#### Given task
Gather all lines from the material that contain the word "content".

#### Provided records

## start

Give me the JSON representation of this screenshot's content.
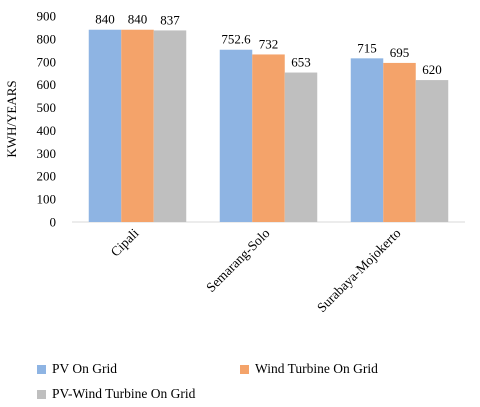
{
  "chart_data": {
    "type": "bar",
    "ylabel": "KWH/YEARS",
    "xlabel": "",
    "ylim": [
      0,
      900
    ],
    "yticks": [
      0,
      100,
      200,
      300,
      400,
      500,
      600,
      700,
      800,
      900
    ],
    "grid": false,
    "legend_position": "bottom",
    "categories": [
      "Cipali",
      "Semarang-Solo",
      "Surabaya-Mojokerto"
    ],
    "series": [
      {
        "name": "PV On Grid",
        "color": "#8eb4e3",
        "values": [
          840,
          752.6,
          715
        ],
        "labels": [
          "840",
          "752.6",
          "715"
        ]
      },
      {
        "name": "Wind Turbine On Grid",
        "color": "#f4a36a",
        "values": [
          840,
          732,
          695
        ],
        "labels": [
          "840",
          "732",
          "695"
        ]
      },
      {
        "name": "PV-Wind Turbine On Grid",
        "color": "#bfbfbf",
        "values": [
          837,
          653,
          620
        ],
        "labels": [
          "837",
          "653",
          "620"
        ]
      }
    ]
  }
}
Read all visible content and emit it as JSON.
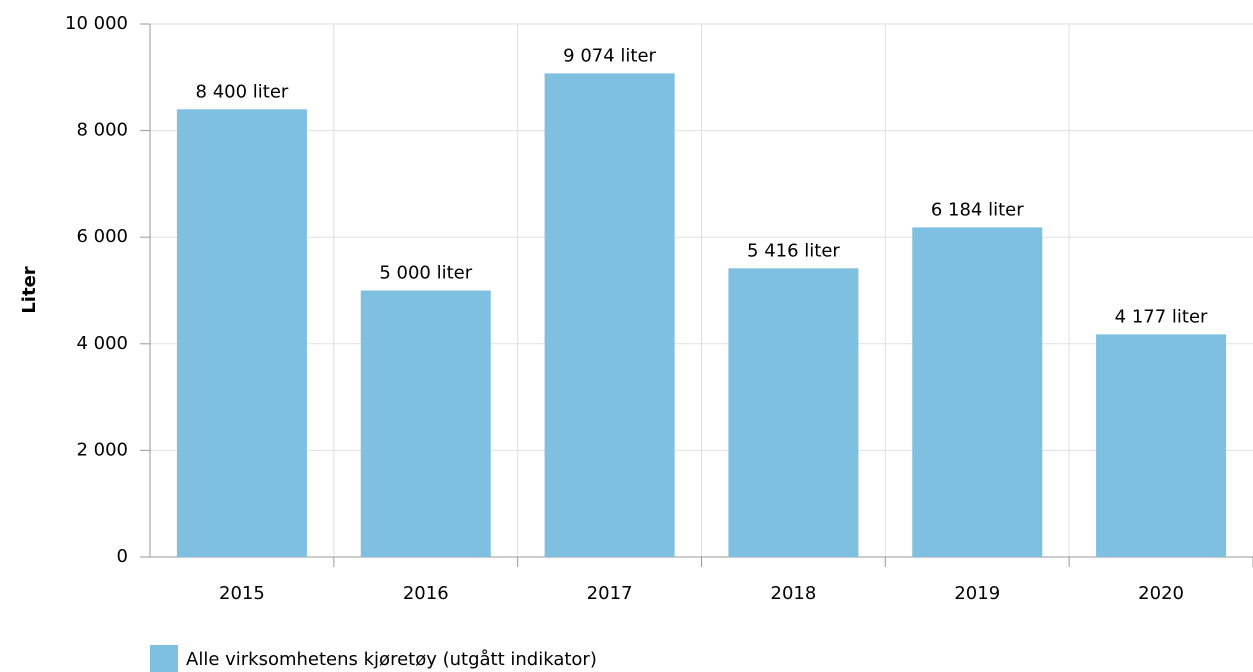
{
  "chart_data": {
    "type": "bar",
    "y_label": "Liter",
    "categories": [
      "2015",
      "2016",
      "2017",
      "2018",
      "2019",
      "2020"
    ],
    "series": [
      {
        "name": "Alle virksomhetens kjøretøy (utgått indikator)",
        "color": "#7fc0e1",
        "values": [
          8400,
          5000,
          9074,
          5416,
          6184,
          4177
        ],
        "value_labels": [
          "8 400 liter",
          "5 000 liter",
          "9 074 liter",
          "5 416 liter",
          "6 184 liter",
          "4 177 liter"
        ]
      }
    ],
    "ylim": [
      0,
      10000
    ],
    "yticks": [
      0,
      {
        "value": 2000,
        "label": "2 000"
      },
      {
        "value": 4000,
        "label": "4 000"
      },
      {
        "value": 6000,
        "label": "6 000"
      },
      {
        "value": 8000,
        "label": "8 000"
      },
      {
        "value": 10000,
        "label": "10 000"
      }
    ],
    "grid": true
  }
}
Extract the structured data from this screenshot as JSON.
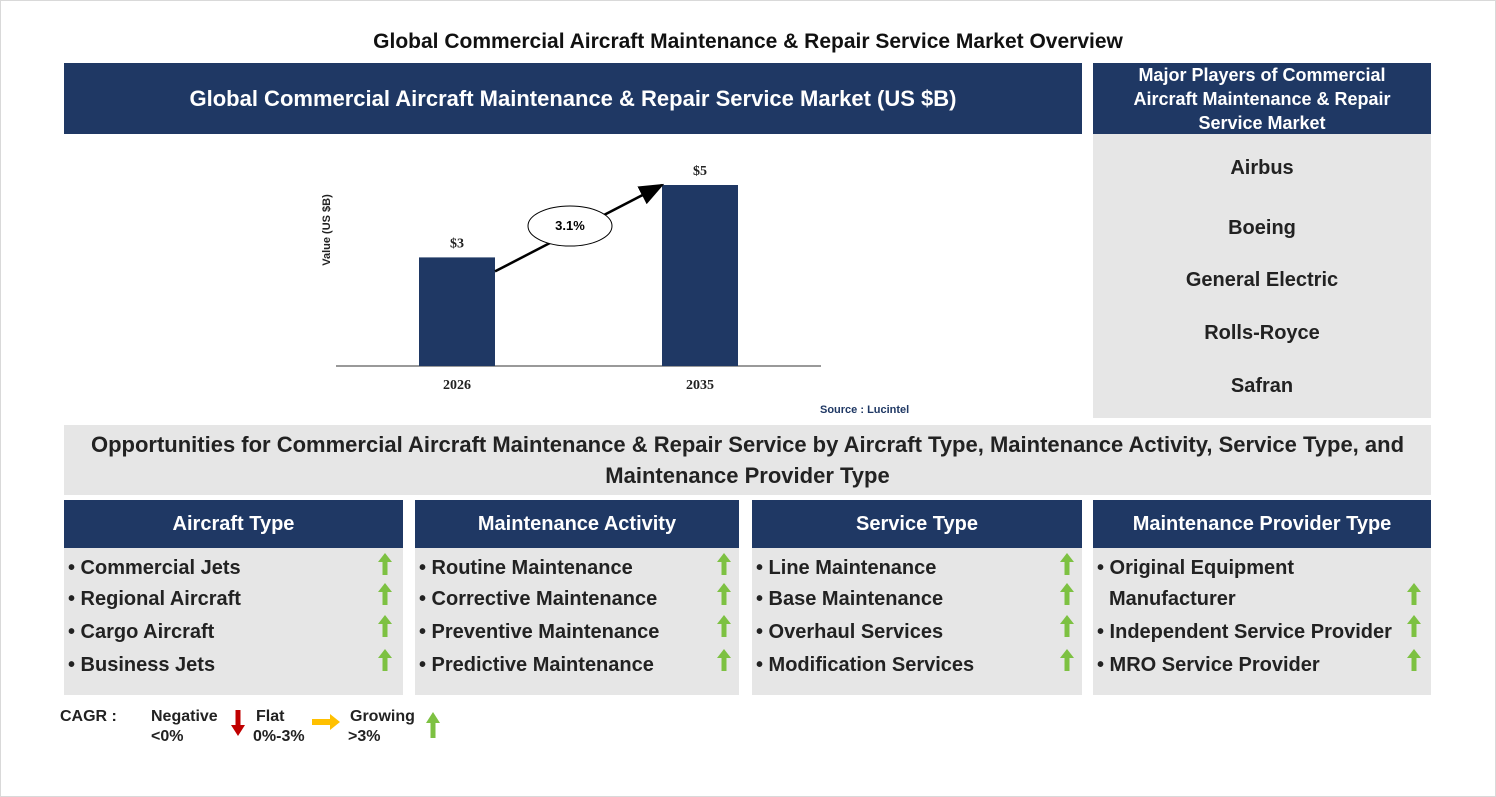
{
  "title": "Global Commercial Aircraft Maintenance & Repair Service Market Overview",
  "market_header": "Global Commercial Aircraft Maintenance & Repair Service Market (US $B)",
  "players": {
    "header": "Major Players of Commercial Aircraft Maintenance & Repair Service Market",
    "items": [
      "Airbus",
      "Boeing",
      "General Electric",
      "Rolls-Royce",
      "Safran"
    ]
  },
  "chart_data": {
    "type": "bar",
    "categories": [
      "2026",
      "2035"
    ],
    "values": [
      3,
      5
    ],
    "value_labels": [
      "$3",
      "$5"
    ],
    "ylabel": "Value (US $B)",
    "cagr_label": "3.1%",
    "bar_color": "#1f3864"
  },
  "source": "Source : Lucintel",
  "opportunities_title": "Opportunities for Commercial Aircraft Maintenance & Repair Service by Aircraft Type, Maintenance Activity, Service Type, and Maintenance Provider Type",
  "segments": [
    {
      "header": "Aircraft Type",
      "items": [
        "• Commercial Jets",
        "• Regional Aircraft",
        "• Cargo Aircraft",
        "• Business Jets"
      ],
      "trend": [
        "growing",
        "growing",
        "growing",
        "growing"
      ]
    },
    {
      "header": "Maintenance Activity",
      "items": [
        "• Routine Maintenance",
        "• Corrective Maintenance",
        "• Preventive Maintenance",
        "• Predictive Maintenance"
      ],
      "trend": [
        "growing",
        "growing",
        "growing",
        "growing"
      ]
    },
    {
      "header": "Service Type",
      "items": [
        "• Line Maintenance",
        "• Base Maintenance",
        "• Overhaul Services",
        "• Modification Services"
      ],
      "trend": [
        "growing",
        "growing",
        "growing",
        "growing"
      ]
    },
    {
      "header": "Maintenance Provider Type",
      "items": [
        "• Original Equipment",
        "Manufacturer",
        "• Independent Service Provider",
        "• MRO Service Provider"
      ],
      "trend": [
        "growing",
        "growing",
        "growing"
      ]
    }
  ],
  "legend": {
    "label": "CAGR :",
    "negative": "Negative",
    "negative_range": "<0%",
    "flat": "Flat",
    "flat_range": "0%-3%",
    "growing": "Growing",
    "growing_range": ">3%"
  },
  "colors": {
    "navy": "#1f3864",
    "panel_grey": "#e6e6e6",
    "growing": "#7dc142",
    "negative": "#c00000",
    "flat": "#ffc000"
  }
}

## end

#### Problem solution
Give me the JSON representation of this screenshot's content.
Read all visible content and emit it as JSON.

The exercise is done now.